■ What is required
Go through the listing beneath this task and return every line that carries the string "graves".

■ Collected data entries
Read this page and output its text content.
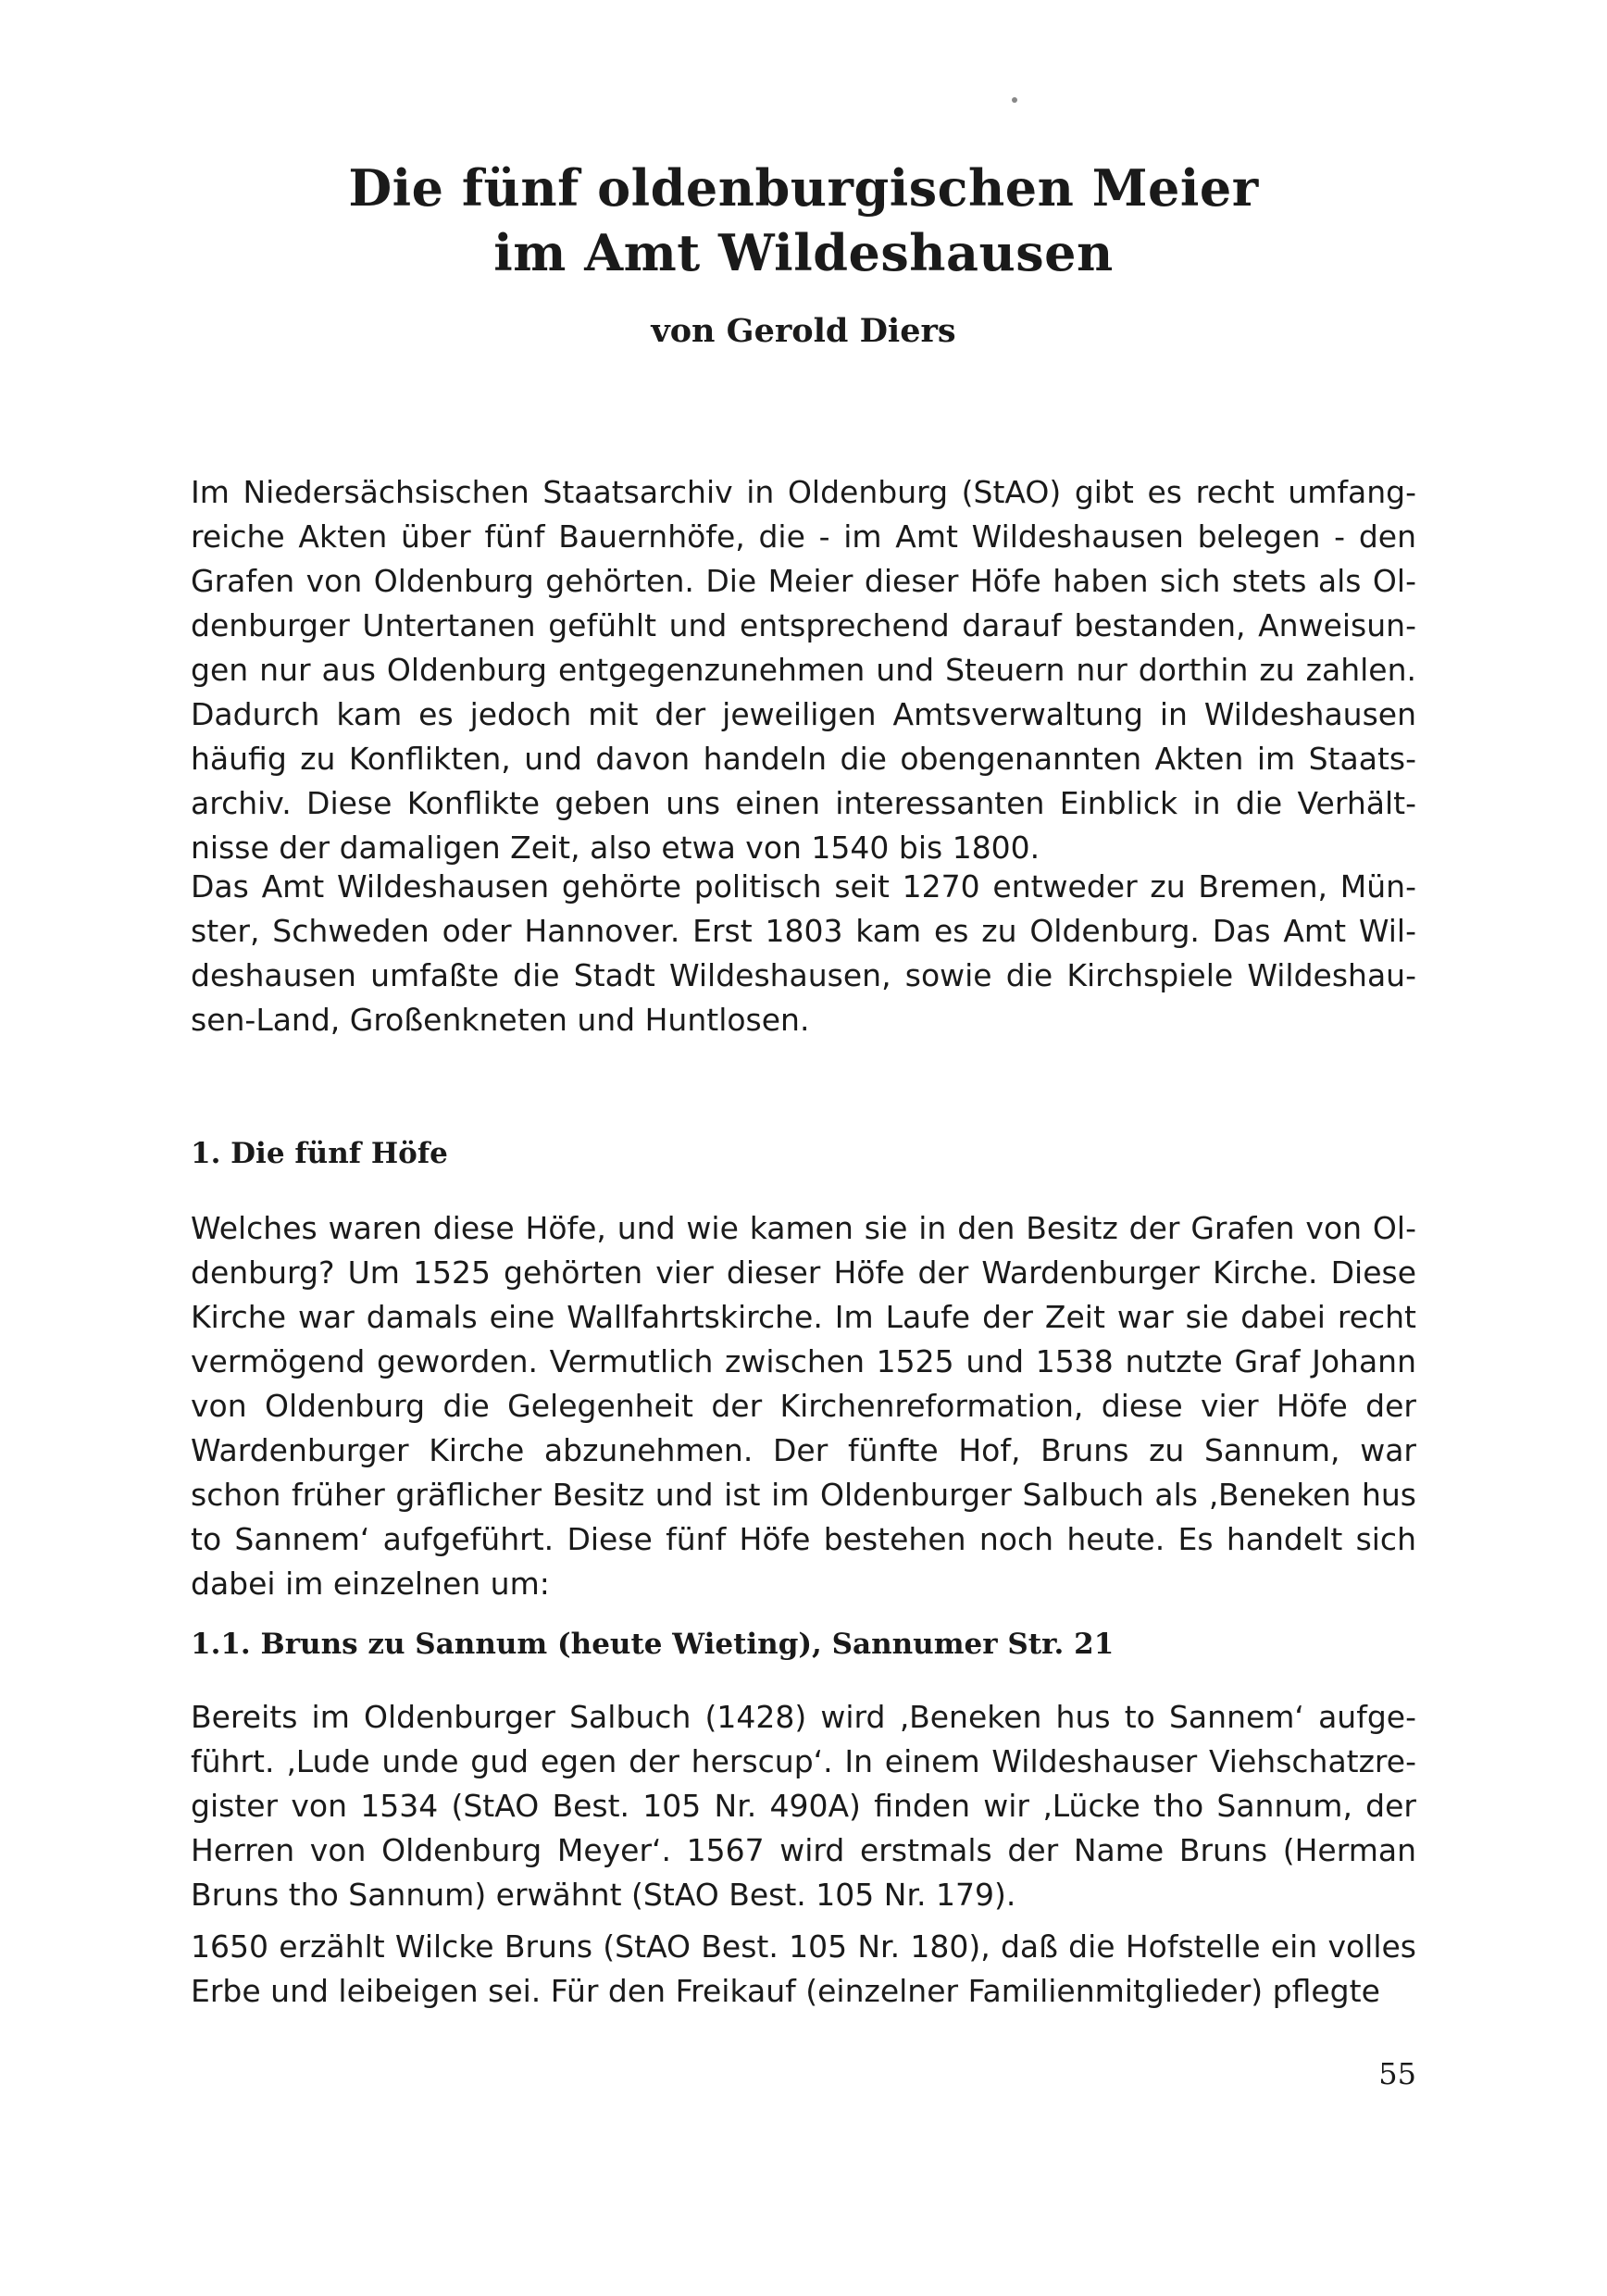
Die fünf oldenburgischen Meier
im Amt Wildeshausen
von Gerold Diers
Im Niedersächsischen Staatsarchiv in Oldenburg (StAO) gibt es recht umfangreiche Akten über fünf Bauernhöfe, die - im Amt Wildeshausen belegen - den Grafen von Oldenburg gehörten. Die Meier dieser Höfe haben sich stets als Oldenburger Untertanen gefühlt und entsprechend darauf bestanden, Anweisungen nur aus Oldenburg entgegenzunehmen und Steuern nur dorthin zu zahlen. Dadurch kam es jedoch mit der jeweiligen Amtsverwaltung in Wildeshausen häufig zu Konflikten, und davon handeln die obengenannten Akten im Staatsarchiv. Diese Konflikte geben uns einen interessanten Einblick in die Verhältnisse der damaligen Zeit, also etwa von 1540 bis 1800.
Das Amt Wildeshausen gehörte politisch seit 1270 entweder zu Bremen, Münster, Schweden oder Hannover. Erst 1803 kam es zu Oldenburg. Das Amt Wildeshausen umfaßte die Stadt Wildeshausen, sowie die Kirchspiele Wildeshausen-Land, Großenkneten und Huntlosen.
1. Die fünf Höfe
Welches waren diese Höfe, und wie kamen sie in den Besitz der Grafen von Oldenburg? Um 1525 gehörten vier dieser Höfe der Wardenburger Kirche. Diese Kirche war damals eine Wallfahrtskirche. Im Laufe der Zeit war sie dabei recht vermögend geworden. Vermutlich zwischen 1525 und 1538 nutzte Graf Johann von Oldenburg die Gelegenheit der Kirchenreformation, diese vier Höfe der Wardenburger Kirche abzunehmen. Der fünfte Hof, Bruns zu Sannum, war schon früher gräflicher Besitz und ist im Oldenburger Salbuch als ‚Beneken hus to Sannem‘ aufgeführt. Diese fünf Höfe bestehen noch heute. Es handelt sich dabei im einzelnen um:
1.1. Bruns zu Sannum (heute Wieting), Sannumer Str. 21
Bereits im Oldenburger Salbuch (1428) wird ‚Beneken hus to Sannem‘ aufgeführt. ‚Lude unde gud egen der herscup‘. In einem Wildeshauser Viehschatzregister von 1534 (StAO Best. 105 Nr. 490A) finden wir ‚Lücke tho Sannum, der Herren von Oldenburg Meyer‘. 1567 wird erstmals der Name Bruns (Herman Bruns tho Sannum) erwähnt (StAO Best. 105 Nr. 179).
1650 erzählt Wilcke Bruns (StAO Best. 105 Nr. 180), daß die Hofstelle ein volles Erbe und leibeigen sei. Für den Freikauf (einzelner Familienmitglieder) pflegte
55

--

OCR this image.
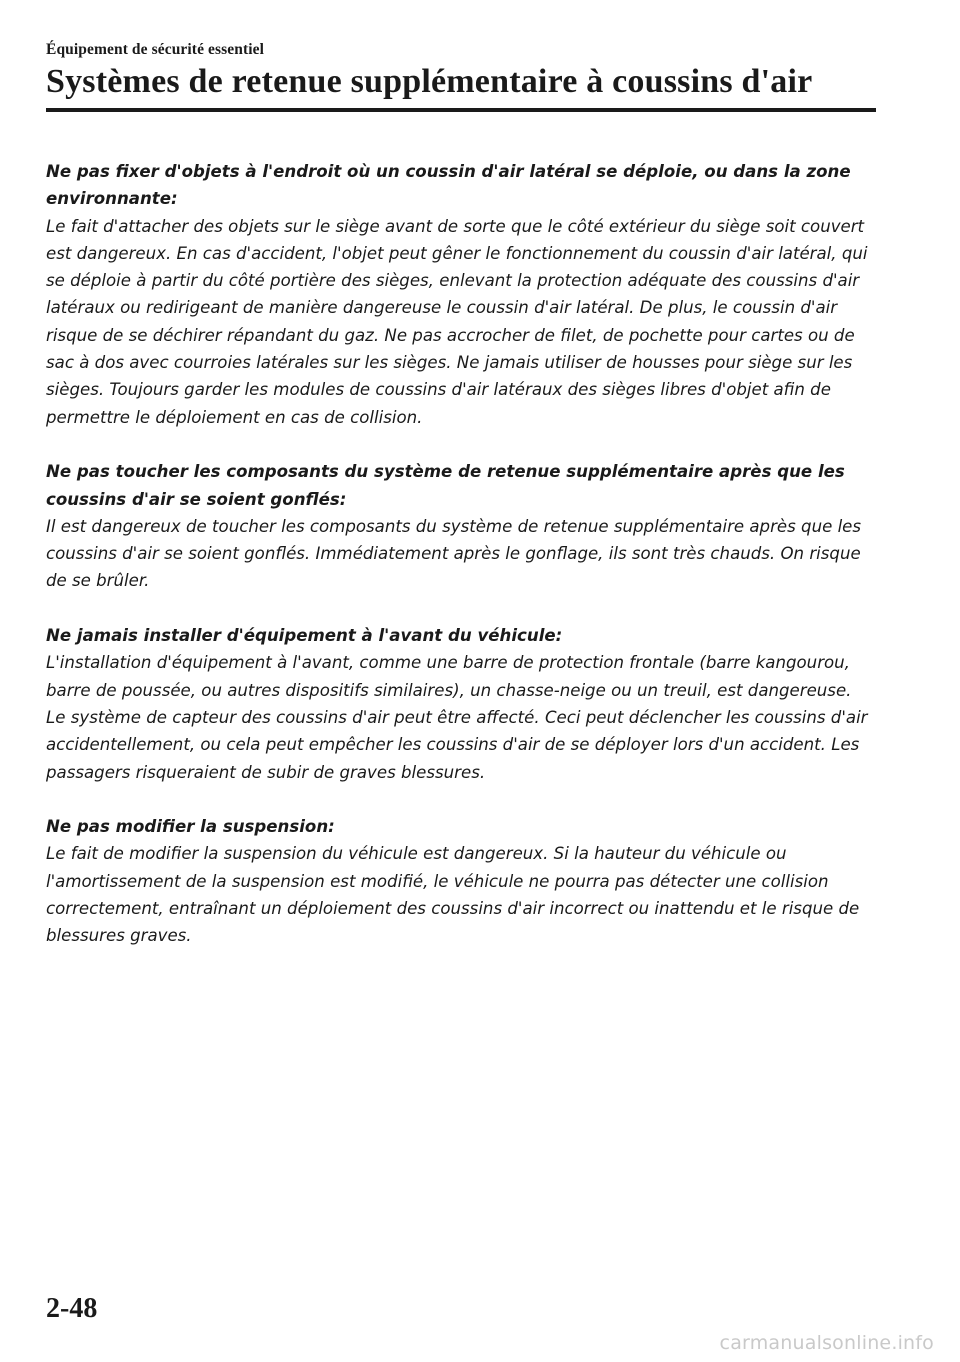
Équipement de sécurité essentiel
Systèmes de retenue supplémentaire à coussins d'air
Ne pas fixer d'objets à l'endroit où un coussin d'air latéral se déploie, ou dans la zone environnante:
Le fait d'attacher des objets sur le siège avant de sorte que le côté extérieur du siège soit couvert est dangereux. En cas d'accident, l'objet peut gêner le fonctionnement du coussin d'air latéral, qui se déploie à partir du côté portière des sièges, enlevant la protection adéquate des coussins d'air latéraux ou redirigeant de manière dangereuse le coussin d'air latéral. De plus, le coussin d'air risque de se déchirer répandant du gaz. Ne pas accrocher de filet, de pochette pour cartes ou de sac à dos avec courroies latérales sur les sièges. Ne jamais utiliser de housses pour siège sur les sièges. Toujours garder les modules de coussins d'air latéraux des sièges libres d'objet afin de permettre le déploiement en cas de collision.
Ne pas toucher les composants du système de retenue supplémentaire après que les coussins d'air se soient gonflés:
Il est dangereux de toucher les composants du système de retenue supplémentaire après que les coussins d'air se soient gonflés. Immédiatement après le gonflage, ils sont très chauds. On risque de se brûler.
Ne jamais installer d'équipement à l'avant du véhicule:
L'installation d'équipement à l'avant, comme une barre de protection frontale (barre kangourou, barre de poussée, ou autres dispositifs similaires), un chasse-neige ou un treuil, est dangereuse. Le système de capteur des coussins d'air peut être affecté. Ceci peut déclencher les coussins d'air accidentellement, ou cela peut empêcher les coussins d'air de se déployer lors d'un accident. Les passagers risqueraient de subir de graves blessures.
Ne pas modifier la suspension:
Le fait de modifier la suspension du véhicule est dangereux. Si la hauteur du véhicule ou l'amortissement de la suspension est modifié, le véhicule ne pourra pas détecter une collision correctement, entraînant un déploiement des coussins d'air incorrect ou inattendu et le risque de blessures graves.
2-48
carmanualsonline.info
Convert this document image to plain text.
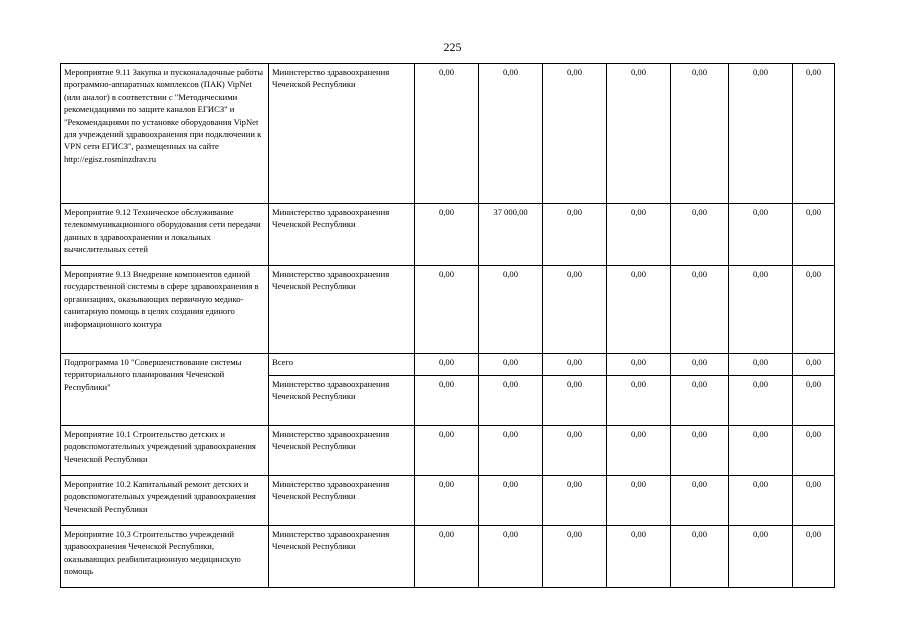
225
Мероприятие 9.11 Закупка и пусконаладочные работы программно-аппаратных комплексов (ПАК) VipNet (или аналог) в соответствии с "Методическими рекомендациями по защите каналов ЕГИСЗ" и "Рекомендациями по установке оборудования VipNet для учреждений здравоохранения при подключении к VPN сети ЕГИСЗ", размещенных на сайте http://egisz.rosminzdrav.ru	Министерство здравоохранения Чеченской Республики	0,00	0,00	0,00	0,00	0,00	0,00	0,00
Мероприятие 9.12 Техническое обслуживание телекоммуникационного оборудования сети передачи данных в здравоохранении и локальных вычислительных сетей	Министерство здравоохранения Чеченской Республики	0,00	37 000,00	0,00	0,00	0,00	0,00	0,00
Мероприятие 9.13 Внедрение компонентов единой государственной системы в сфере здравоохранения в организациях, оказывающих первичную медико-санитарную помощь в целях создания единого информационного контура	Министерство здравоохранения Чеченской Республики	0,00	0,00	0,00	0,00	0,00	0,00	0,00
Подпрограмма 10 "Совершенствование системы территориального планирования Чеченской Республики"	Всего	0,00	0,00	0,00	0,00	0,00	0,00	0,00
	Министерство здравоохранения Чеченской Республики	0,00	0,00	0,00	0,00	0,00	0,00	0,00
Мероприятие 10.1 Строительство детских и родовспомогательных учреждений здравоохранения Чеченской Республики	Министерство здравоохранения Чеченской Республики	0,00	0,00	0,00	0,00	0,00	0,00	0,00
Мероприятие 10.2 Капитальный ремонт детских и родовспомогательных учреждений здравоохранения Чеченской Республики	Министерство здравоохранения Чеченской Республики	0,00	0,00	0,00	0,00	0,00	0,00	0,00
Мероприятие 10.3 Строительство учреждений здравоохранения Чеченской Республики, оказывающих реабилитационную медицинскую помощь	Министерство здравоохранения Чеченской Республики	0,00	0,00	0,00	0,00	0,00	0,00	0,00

---

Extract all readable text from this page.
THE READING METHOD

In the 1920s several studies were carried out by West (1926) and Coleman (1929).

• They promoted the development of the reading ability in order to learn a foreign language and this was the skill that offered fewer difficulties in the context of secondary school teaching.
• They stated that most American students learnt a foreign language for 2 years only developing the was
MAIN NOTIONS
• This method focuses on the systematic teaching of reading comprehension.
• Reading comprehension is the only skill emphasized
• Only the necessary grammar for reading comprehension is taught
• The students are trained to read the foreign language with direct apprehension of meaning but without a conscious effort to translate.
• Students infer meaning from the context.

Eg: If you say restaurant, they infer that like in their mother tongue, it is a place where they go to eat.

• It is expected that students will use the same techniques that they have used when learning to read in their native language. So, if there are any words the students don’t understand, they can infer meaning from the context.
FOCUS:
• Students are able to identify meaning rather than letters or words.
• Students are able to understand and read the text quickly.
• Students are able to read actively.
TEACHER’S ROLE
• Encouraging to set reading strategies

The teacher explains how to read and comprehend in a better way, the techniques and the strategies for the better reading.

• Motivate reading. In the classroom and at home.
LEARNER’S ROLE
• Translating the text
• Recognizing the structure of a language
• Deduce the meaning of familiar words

■ Solution
L'installation d'équipement à l'avant, comme une barre de protection frontale (barre kangourou, barre de poussée, ou autres dispositifs similaires), un chasse-neige ou un treuil, est dangereuse. Le système de capteur des coussins d'air peut être affecté. Ceci peut déclencher les coussins d'air accidentellement, ou cela peut empêcher les coussins d'air de se déployer lors d'un accident. Les passagers risqueraient de subir de graves blessures.
Le fait de modifier la suspension du véhicule est dangereux. Si la hauteur du véhicule ou l'amortissement de la suspension est modifié, le véhicule ne pourra pas détecter une collision correctement, entraînant un déploiement des coussins d'air incorrect ou inattendu et le risque de blessures graves.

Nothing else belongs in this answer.